▶ What is needed
Keep every word the same. Repeat the records without their images.

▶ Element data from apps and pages

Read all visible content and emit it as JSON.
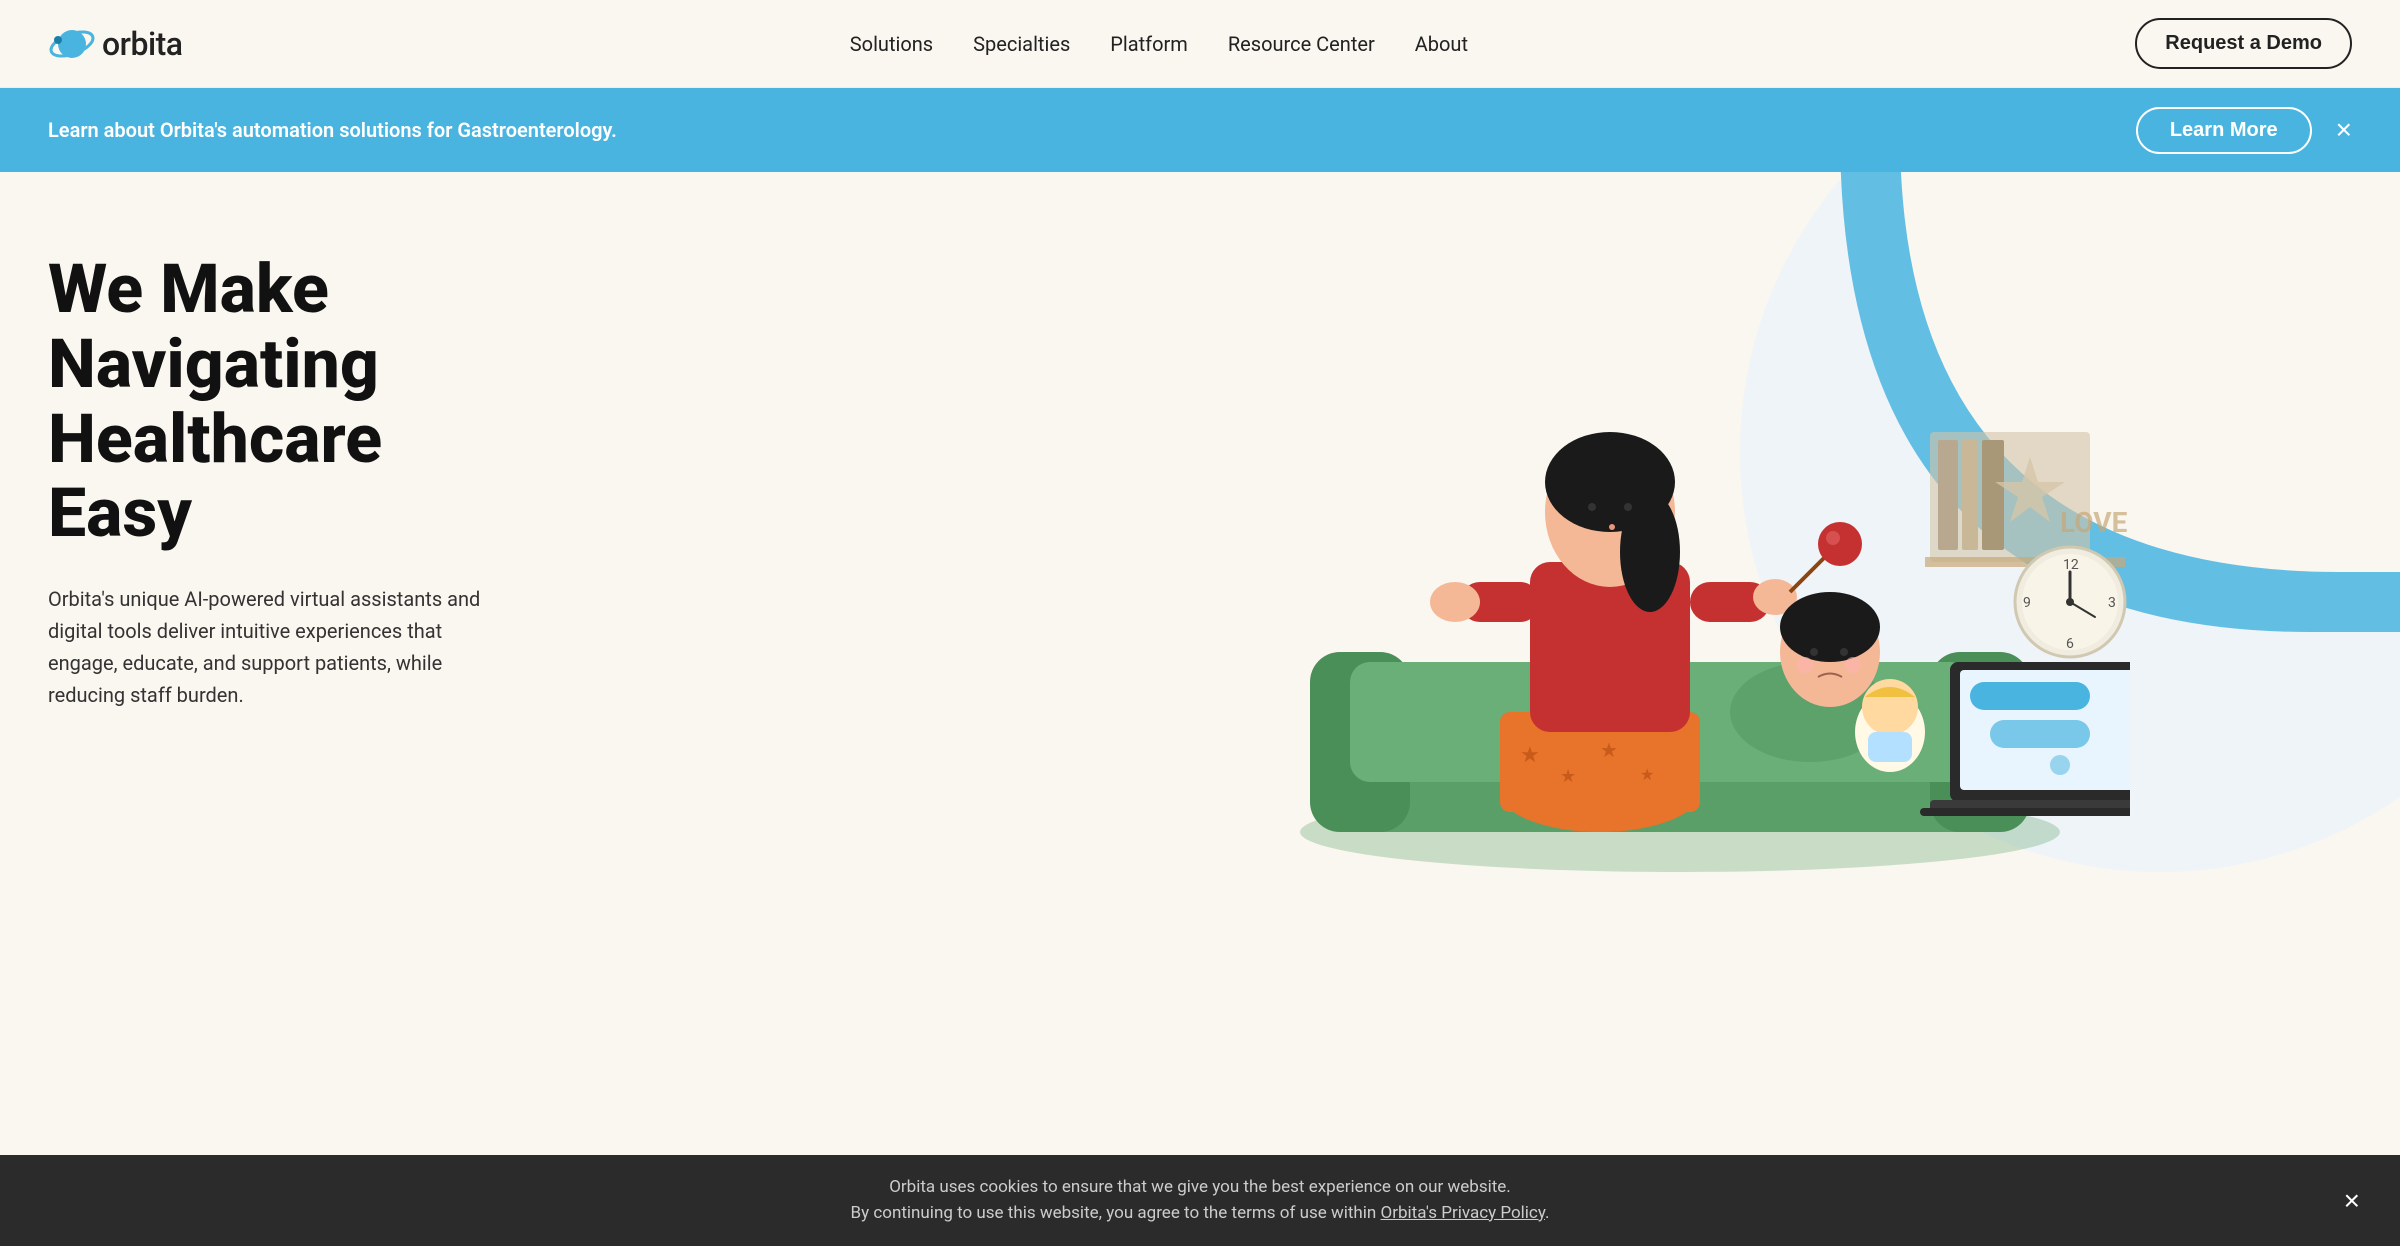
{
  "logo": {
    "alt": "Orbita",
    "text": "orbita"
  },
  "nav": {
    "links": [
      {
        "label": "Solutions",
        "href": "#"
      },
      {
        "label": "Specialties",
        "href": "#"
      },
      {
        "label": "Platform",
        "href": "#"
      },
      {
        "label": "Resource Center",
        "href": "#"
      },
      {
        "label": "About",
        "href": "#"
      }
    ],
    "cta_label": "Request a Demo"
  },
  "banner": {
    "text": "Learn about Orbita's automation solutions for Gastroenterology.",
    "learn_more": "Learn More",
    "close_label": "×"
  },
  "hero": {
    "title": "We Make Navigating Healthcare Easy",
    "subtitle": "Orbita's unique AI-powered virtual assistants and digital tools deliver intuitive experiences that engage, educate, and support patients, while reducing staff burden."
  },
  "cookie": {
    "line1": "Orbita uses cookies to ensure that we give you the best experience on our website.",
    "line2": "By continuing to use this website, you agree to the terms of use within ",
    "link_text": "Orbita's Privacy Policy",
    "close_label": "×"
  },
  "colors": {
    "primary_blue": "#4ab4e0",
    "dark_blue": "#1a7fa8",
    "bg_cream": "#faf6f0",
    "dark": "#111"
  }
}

▶ Answer to the exercise
Read all visible content and emit it as JSON.
{
  "logo": {
    "alt": "Orbita",
    "text": "orbita"
  },
  "nav": {
    "links": [
      {
        "label": "Solutions",
        "href": "#"
      },
      {
        "label": "Specialties",
        "href": "#"
      },
      {
        "label": "Platform",
        "href": "#"
      },
      {
        "label": "Resource Center",
        "href": "#"
      },
      {
        "label": "About",
        "href": "#"
      }
    ],
    "cta_label": "Request a Demo"
  },
  "banner": {
    "text": "Learn about Orbita's automation solutions for Gastroenterology.",
    "learn_more": "Learn More",
    "close_label": "×"
  },
  "hero": {
    "title": "We Make Navigating Healthcare Easy",
    "subtitle": "Orbita's unique AI-powered virtual assistants and digital tools deliver intuitive experiences that engage, educate, and support patients, while reducing staff burden."
  },
  "cookie": {
    "line1": "Orbita uses cookies to ensure that we give you the best experience on our website.",
    "line2": "By continuing to use this website, you agree to the terms of use within ",
    "link_text": "Orbita's Privacy Policy",
    "close_label": "×"
  },
  "colors": {
    "primary_blue": "#4ab4e0",
    "dark_blue": "#1a7fa8",
    "bg_cream": "#faf6f0",
    "dark": "#111"
  }
}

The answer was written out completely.